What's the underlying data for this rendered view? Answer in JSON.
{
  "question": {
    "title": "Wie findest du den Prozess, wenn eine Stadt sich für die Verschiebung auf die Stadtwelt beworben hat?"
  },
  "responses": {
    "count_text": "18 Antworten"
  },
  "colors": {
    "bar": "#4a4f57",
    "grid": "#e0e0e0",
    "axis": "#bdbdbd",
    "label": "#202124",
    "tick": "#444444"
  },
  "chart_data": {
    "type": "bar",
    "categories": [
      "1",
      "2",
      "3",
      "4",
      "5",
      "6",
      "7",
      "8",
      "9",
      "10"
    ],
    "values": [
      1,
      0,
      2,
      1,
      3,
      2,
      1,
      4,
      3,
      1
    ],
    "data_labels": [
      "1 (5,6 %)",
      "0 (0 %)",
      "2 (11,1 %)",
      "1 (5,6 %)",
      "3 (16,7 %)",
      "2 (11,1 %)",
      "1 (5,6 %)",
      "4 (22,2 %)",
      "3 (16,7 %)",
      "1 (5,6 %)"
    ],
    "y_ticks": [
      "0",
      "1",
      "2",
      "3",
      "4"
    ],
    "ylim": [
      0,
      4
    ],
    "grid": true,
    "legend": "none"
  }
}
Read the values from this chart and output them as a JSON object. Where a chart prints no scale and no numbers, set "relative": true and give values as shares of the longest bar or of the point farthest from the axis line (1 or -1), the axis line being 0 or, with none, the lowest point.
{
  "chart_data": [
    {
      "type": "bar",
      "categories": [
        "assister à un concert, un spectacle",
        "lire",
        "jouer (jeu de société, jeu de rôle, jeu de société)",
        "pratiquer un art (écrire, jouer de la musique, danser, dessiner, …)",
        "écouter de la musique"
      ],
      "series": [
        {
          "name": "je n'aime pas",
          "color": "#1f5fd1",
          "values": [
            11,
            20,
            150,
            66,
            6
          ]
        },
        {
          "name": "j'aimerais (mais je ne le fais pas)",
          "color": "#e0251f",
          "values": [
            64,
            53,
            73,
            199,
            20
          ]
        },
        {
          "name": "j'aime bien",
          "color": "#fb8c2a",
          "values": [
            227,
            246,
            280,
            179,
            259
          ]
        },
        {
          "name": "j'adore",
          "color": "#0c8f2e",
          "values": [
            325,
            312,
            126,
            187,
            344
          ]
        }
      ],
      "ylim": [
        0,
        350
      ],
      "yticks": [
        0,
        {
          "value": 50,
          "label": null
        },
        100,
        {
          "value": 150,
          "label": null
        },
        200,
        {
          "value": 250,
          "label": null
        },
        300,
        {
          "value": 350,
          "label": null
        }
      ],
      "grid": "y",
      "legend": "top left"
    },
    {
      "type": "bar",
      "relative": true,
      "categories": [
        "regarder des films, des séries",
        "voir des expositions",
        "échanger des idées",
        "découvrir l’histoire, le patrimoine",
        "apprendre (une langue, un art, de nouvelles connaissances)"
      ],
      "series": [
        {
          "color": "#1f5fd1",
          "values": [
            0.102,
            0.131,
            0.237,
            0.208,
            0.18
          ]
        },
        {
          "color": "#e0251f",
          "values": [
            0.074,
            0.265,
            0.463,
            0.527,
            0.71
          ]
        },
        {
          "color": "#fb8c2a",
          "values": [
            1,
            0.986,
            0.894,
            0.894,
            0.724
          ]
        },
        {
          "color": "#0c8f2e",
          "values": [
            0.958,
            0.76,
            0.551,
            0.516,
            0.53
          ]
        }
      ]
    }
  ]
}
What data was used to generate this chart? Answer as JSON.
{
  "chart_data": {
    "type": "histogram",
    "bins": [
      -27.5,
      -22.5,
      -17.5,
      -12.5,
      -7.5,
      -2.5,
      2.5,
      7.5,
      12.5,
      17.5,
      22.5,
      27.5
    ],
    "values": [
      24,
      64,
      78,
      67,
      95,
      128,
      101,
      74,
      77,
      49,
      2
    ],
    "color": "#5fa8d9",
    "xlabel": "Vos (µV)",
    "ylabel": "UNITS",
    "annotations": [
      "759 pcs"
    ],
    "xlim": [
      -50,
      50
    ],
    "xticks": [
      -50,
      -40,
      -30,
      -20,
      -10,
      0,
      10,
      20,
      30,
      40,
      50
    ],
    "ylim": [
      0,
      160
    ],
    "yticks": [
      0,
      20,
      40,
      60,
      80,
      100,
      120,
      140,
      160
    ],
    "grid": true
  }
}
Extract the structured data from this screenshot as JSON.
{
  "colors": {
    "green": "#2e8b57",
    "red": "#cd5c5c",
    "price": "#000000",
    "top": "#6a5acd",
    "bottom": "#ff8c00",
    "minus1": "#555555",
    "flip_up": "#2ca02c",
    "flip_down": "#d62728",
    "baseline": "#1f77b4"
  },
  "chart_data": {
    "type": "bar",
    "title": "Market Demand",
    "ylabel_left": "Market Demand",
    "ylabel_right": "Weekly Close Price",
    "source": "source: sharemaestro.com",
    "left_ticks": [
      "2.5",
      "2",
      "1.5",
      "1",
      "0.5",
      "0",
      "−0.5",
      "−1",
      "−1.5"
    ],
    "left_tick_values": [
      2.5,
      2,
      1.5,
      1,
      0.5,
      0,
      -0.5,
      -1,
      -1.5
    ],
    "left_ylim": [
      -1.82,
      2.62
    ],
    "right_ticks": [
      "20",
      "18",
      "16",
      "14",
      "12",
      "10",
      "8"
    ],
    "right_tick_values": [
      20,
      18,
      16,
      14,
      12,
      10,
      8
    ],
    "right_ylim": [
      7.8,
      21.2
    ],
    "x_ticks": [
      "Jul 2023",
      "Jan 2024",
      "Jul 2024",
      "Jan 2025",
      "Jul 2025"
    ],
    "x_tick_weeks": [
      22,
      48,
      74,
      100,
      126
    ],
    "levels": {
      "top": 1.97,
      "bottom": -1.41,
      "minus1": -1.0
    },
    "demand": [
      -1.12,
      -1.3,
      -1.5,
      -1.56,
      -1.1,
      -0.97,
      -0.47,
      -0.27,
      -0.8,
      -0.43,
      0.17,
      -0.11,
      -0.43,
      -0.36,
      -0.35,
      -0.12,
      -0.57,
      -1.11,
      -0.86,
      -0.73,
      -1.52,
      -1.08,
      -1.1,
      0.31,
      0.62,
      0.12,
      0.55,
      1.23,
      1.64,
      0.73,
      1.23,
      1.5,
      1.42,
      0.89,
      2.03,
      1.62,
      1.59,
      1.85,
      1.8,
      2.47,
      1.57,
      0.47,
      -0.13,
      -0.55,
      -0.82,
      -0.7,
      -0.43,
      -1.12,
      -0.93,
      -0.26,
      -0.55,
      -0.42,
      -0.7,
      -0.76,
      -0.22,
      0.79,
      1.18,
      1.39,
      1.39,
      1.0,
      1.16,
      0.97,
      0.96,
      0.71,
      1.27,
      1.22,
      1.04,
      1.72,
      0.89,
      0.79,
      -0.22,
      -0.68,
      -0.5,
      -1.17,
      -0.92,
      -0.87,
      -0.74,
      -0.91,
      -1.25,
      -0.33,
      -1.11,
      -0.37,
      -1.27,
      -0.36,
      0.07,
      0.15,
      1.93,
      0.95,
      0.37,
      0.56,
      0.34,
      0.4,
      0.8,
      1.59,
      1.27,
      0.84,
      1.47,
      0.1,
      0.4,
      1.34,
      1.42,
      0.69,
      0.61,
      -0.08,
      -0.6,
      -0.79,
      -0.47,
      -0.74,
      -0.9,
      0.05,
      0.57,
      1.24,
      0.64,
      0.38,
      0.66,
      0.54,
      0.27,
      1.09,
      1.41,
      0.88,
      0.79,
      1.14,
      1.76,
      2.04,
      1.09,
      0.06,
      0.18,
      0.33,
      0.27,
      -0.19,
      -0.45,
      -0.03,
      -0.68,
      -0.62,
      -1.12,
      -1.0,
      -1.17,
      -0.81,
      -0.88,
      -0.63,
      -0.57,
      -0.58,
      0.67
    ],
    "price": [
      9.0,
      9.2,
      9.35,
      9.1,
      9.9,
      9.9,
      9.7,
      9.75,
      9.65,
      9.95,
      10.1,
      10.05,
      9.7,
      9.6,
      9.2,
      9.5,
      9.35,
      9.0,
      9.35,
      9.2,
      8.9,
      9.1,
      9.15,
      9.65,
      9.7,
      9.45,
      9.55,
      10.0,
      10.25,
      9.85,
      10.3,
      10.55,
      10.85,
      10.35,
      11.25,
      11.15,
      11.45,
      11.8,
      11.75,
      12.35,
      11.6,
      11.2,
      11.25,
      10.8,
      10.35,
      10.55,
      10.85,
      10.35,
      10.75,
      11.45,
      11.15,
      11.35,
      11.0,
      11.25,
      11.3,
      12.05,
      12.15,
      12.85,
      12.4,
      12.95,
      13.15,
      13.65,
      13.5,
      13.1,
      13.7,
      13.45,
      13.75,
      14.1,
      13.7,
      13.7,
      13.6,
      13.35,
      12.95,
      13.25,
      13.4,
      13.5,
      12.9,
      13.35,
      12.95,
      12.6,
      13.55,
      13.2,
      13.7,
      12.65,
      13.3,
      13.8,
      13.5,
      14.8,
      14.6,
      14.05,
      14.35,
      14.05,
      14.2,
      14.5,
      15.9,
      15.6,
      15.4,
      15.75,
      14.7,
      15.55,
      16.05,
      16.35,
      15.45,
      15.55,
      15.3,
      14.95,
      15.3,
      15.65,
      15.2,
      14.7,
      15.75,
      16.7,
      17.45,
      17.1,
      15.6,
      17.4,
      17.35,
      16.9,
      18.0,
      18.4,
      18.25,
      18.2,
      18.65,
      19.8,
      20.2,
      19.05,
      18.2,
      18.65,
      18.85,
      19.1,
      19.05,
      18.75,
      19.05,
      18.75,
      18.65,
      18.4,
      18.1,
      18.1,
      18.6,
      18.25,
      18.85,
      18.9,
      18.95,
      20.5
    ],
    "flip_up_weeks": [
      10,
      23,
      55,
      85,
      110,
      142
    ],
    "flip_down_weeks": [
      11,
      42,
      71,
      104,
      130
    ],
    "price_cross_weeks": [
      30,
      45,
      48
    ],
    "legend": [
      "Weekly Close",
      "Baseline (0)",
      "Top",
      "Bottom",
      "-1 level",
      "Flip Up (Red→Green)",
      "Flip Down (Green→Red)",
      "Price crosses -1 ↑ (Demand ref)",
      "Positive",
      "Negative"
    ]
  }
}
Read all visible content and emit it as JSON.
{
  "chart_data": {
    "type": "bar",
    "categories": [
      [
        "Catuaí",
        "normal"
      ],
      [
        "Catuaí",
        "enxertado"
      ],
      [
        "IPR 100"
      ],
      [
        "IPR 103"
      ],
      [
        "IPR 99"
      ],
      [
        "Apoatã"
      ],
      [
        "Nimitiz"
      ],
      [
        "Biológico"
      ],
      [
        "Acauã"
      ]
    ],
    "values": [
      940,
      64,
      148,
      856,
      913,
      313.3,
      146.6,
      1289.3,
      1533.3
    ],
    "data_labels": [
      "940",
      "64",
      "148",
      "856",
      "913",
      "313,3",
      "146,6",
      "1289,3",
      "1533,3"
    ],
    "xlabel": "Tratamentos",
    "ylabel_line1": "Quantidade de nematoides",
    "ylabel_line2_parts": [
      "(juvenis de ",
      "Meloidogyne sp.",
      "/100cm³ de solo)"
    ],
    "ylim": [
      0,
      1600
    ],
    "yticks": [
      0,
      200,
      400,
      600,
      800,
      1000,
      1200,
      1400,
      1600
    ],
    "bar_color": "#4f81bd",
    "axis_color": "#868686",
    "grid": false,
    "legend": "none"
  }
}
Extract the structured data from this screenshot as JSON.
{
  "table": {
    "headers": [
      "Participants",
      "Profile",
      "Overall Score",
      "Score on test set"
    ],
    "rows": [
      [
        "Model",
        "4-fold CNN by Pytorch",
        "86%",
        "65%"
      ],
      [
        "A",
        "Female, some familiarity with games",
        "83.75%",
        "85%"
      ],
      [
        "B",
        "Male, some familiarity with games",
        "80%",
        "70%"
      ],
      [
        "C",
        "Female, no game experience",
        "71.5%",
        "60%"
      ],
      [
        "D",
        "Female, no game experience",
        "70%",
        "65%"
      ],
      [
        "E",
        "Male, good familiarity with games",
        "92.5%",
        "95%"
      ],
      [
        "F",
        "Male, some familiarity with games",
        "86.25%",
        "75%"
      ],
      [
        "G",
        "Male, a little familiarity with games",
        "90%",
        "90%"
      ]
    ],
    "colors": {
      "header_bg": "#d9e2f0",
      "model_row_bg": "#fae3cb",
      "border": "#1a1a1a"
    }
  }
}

Aim -
Of the lines in the material, how many include "true"? Respond with the number alone.

Written reply -
4